Short exercise ->
Extract every line that contains the word "BESS".

Extracted material ->
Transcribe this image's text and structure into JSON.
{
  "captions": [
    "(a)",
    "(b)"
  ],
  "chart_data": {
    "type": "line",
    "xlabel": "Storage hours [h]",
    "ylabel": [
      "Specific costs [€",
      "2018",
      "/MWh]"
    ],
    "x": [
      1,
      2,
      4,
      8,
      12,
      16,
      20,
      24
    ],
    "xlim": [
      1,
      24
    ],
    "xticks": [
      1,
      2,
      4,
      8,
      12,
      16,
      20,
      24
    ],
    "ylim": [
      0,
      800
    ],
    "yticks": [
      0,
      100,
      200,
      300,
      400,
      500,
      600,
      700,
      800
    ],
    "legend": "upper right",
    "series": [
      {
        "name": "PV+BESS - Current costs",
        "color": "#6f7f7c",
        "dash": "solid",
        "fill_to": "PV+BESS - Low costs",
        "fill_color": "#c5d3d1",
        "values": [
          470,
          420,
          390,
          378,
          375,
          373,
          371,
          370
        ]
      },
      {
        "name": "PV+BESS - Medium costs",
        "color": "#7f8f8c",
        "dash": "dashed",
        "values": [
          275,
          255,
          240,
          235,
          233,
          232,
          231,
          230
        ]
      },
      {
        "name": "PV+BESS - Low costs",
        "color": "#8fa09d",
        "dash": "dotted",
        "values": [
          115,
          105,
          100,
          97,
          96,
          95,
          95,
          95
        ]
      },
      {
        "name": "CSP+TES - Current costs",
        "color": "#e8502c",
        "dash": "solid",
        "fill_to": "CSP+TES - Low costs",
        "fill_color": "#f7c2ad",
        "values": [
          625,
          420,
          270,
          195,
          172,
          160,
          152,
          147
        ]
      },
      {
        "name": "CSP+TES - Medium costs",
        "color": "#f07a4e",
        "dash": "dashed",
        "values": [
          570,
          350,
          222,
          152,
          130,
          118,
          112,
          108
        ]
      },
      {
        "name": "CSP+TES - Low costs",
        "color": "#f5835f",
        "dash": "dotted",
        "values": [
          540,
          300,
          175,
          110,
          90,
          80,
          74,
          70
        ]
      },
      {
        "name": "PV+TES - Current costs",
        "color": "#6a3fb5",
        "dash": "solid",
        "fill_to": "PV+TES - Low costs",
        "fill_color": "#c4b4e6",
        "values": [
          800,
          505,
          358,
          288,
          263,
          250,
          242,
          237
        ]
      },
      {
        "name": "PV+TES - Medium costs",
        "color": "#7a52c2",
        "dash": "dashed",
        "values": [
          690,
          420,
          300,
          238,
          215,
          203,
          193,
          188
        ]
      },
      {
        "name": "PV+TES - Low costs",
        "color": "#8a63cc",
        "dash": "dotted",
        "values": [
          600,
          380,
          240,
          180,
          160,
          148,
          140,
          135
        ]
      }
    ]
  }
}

Exercise solution ->
        "name": "PV+BESS - Current costs",
        "fill_to": "PV+BESS - Low costs",
        "name": "PV+BESS - Medium costs",
        "name": "PV+BESS - Low costs",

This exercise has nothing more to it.